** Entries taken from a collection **

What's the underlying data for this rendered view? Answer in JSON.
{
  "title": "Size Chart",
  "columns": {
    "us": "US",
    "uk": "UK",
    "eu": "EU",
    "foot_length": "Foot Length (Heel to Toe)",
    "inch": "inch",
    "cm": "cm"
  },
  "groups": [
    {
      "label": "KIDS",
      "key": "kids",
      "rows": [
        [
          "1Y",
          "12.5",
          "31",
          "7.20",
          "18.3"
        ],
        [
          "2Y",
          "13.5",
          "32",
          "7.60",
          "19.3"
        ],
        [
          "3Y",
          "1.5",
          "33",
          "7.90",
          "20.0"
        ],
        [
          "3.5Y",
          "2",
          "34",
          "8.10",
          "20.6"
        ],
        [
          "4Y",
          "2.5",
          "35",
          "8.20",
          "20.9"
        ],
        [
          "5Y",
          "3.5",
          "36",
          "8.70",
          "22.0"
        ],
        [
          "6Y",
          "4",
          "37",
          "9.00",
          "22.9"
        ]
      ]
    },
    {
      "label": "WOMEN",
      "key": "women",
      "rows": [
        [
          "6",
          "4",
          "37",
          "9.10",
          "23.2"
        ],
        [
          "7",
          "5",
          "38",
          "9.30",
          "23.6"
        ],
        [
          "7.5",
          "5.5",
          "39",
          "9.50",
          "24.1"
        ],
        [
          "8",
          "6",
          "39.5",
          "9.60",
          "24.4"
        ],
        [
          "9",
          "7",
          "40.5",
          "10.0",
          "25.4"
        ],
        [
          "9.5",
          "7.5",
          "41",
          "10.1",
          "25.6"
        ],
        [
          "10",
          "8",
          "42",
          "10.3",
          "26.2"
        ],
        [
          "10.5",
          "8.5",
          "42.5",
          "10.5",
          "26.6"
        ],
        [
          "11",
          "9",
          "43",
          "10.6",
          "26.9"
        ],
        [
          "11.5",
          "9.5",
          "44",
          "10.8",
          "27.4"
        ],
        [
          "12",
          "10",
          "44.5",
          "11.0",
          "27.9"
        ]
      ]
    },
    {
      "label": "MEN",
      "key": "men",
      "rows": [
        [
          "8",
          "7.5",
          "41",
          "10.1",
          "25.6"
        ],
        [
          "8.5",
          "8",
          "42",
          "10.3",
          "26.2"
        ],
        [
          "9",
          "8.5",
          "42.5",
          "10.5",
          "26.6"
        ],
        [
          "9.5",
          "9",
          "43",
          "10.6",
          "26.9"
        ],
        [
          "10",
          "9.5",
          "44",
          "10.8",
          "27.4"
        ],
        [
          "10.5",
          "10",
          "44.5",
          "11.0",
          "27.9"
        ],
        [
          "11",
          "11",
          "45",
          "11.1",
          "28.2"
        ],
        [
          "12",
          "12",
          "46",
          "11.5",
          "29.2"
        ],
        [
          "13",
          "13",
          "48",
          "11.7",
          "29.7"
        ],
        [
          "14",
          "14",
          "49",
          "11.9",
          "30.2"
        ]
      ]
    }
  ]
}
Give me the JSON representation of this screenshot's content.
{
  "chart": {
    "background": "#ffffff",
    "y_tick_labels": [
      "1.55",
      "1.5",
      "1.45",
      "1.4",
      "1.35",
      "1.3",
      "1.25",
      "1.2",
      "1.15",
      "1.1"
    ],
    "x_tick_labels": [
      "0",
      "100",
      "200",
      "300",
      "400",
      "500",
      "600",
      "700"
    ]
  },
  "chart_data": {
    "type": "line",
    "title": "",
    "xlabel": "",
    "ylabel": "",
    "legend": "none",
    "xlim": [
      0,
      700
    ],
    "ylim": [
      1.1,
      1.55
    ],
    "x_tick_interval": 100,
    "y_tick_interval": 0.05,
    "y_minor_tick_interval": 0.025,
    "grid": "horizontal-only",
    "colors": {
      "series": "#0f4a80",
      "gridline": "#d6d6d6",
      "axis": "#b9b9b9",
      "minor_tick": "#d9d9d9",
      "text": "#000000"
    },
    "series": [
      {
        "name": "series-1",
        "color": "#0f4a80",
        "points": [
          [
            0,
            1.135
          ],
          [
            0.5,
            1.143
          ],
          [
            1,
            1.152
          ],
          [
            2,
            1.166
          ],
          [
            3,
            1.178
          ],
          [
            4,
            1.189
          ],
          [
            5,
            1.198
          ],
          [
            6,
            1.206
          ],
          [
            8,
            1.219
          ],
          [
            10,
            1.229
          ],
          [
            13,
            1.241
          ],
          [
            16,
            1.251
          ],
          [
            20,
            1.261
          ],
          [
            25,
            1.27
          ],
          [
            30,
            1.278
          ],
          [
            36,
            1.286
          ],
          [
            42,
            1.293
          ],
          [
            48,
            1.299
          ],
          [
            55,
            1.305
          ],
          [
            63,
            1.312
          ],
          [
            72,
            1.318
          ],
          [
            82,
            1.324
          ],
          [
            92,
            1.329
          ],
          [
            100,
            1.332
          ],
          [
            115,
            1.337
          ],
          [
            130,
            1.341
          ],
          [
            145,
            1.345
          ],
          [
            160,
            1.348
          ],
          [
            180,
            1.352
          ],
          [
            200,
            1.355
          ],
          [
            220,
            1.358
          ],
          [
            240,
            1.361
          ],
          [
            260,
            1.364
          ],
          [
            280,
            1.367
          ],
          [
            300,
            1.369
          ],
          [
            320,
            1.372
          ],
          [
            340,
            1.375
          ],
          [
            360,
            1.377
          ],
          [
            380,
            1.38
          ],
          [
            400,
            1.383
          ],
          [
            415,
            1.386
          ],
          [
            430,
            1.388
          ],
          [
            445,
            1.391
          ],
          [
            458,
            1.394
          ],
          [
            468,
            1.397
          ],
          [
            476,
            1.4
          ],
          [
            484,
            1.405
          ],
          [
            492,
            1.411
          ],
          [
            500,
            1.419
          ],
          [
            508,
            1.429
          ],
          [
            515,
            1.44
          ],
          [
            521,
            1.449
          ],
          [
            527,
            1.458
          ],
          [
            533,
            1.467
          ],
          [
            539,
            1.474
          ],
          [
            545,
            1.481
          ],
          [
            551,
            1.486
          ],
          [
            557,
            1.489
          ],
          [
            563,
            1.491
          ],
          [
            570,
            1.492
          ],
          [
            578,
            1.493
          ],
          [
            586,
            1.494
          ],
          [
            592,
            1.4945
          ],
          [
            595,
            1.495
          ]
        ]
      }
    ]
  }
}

** TASK TO CARRY OUT **
Write out the data exactly as it stands.

** TASK SOLUTION **
What's the underlying data for this rendered view? Answer in JSON.
{
  "title": "Size Chart",
  "columns": {
    "us": "US",
    "uk": "UK",
    "eu": "EU",
    "foot_length": "Foot Length (Heel to Toe)",
    "inch": "inch",
    "cm": "cm"
  },
  "groups": [
    {
      "label": "KIDS",
      "key": "kids",
      "rows": [
        [
          "1Y",
          "12.5",
          "31",
          "7.20",
          "18.3"
        ],
        [
          "2Y",
          "13.5",
          "32",
          "7.60",
          "19.3"
        ],
        [
          "3Y",
          "1.5",
          "33",
          "7.90",
          "20.0"
        ],
        [
          "3.5Y",
          "2",
          "34",
          "8.10",
          "20.6"
        ],
        [
          "4Y",
          "2.5",
          "35",
          "8.20",
          "20.9"
        ],
        [
          "5Y",
          "3.5",
          "36",
          "8.70",
          "22.0"
        ],
        [
          "6Y",
          "4",
          "37",
          "9.00",
          "22.9"
        ]
      ]
    },
    {
      "label": "WOMEN",
      "key": "women",
      "rows": [
        [
          "6",
          "4",
          "37",
          "9.10",
          "23.2"
        ],
        [
          "7",
          "5",
          "38",
          "9.30",
          "23.6"
        ],
        [
          "7.5",
          "5.5",
          "39",
          "9.50",
          "24.1"
        ],
        [
          "8",
          "6",
          "39.5",
          "9.60",
          "24.4"
        ],
        [
          "9",
          "7",
          "40.5",
          "10.0",
          "25.4"
        ],
        [
          "9.5",
          "7.5",
          "41",
          "10.1",
          "25.6"
        ],
        [
          "10",
          "8",
          "42",
          "10.3",
          "26.2"
        ],
        [
          "10.5",
          "8.5",
          "42.5",
          "10.5",
          "26.6"
        ],
        [
          "11",
          "9",
          "43",
          "10.6",
          "26.9"
        ],
        [
          "11.5",
          "9.5",
          "44",
          "10.8",
          "27.4"
        ],
        [
          "12",
          "10",
          "44.5",
          "11.0",
          "27.9"
        ]
      ]
    },
    {
      "label": "MEN",
      "key": "men",
      "rows": [
        [
          "8",
          "7.5",
          "41",
          "10.1",
          "25.6"
        ],
        [
          "8.5",
          "8",
          "42",
          "10.3",
          "26.2"
        ],
        [
          "9",
          "8.5",
          "42.5",
          "10.5",
          "26.6"
        ],
        [
          "9.5",
          "9",
          "43",
          "10.6",
          "26.9"
        ],
        [
          "10",
          "9.5",
          "44",
          "10.8",
          "27.4"
        ],
        [
          "10.5",
          "10",
          "44.5",
          "11.0",
          "27.9"
        ],
        [
          "11",
          "11",
          "45",
          "11.1",
          "28.2"
        ],
        [
          "12",
          "12",
          "46",
          "11.5",
          "29.2"
        ],
        [
          "13",
          "13",
          "48",
          "11.7",
          "29.7"
        ],
        [
          "14",
          "14",
          "49",
          "11.9",
          "30.2"
        ]
      ]
    }
  ]
}
Give me the JSON representation of this screenshot's content.
{
  "chart": {
    "background": "#ffffff",
    "y_tick_labels": [
      "1.55",
      "1.5",
      "1.45",
      "1.4",
      "1.35",
      "1.3",
      "1.25",
      "1.2",
      "1.15",
      "1.1"
    ],
    "x_tick_labels": [
      "0",
      "100",
      "200",
      "300",
      "400",
      "500",
      "600",
      "700"
    ]
  },
  "chart_data": {
    "type": "line",
    "title": "",
    "xlabel": "",
    "ylabel": "",
    "legend": "none",
    "xlim": [
      0,
      700
    ],
    "ylim": [
      1.1,
      1.55
    ],
    "x_tick_interval": 100,
    "y_tick_interval": 0.05,
    "y_minor_tick_interval": 0.025,
    "grid": "horizontal-only",
    "colors": {
      "series": "#0f4a80",
      "gridline": "#d6d6d6",
      "axis": "#b9b9b9",
      "minor_tick": "#d9d9d9",
      "text": "#000000"
    },
    "series": [
      {
        "name": "series-1",
        "color": "#0f4a80",
        "points": [
          [
            0,
            1.135
          ],
          [
            0.5,
            1.143
          ],
          [
            1,
            1.152
          ],
          [
            2,
            1.166
          ],
          [
            3,
            1.178
          ],
          [
            4,
            1.189
          ],
          [
            5,
            1.198
          ],
          [
            6,
            1.206
          ],
          [
            8,
            1.219
          ],
          [
            10,
            1.229
          ],
          [
            13,
            1.241
          ],
          [
            16,
            1.251
          ],
          [
            20,
            1.261
          ],
          [
            25,
            1.27
          ],
          [
            30,
            1.278
          ],
          [
            36,
            1.286
          ],
          [
            42,
            1.293
          ],
          [
            48,
            1.299
          ],
          [
            55,
            1.305
          ],
          [
            63,
            1.312
          ],
          [
            72,
            1.318
          ],
          [
            82,
            1.324
          ],
          [
            92,
            1.329
          ],
          [
            100,
            1.332
          ],
          [
            115,
            1.337
          ],
          [
            130,
            1.341
          ],
          [
            145,
            1.345
          ],
          [
            160,
            1.348
          ],
          [
            180,
            1.352
          ],
          [
            200,
            1.355
          ],
          [
            220,
            1.358
          ],
          [
            240,
            1.361
          ],
          [
            260,
            1.364
          ],
          [
            280,
            1.367
          ],
          [
            300,
            1.369
          ],
          [
            320,
            1.372
          ],
          [
            340,
            1.375
          ],
          [
            360,
            1.377
          ],
          [
            380,
            1.38
          ],
          [
            400,
            1.383
          ],
          [
            415,
            1.386
          ],
          [
            430,
            1.388
          ],
          [
            445,
            1.391
          ],
          [
            458,
            1.394
          ],
          [
            468,
            1.397
          ],
          [
            476,
            1.4
          ],
          [
            484,
            1.405
          ],
          [
            492,
            1.411
          ],
          [
            500,
            1.419
          ],
          [
            508,
            1.429
          ],
          [
            515,
            1.44
          ],
          [
            521,
            1.449
          ],
          [
            527,
            1.458
          ],
          [
            533,
            1.467
          ],
          [
            539,
            1.474
          ],
          [
            545,
            1.481
          ],
          [
            551,
            1.486
          ],
          [
            557,
            1.489
          ],
          [
            563,
            1.491
          ],
          [
            570,
            1.492
          ],
          [
            578,
            1.493
          ],
          [
            586,
            1.494
          ],
          [
            592,
            1.4945
          ],
          [
            595,
            1.495
          ]
        ]
      }
    ]
  }
}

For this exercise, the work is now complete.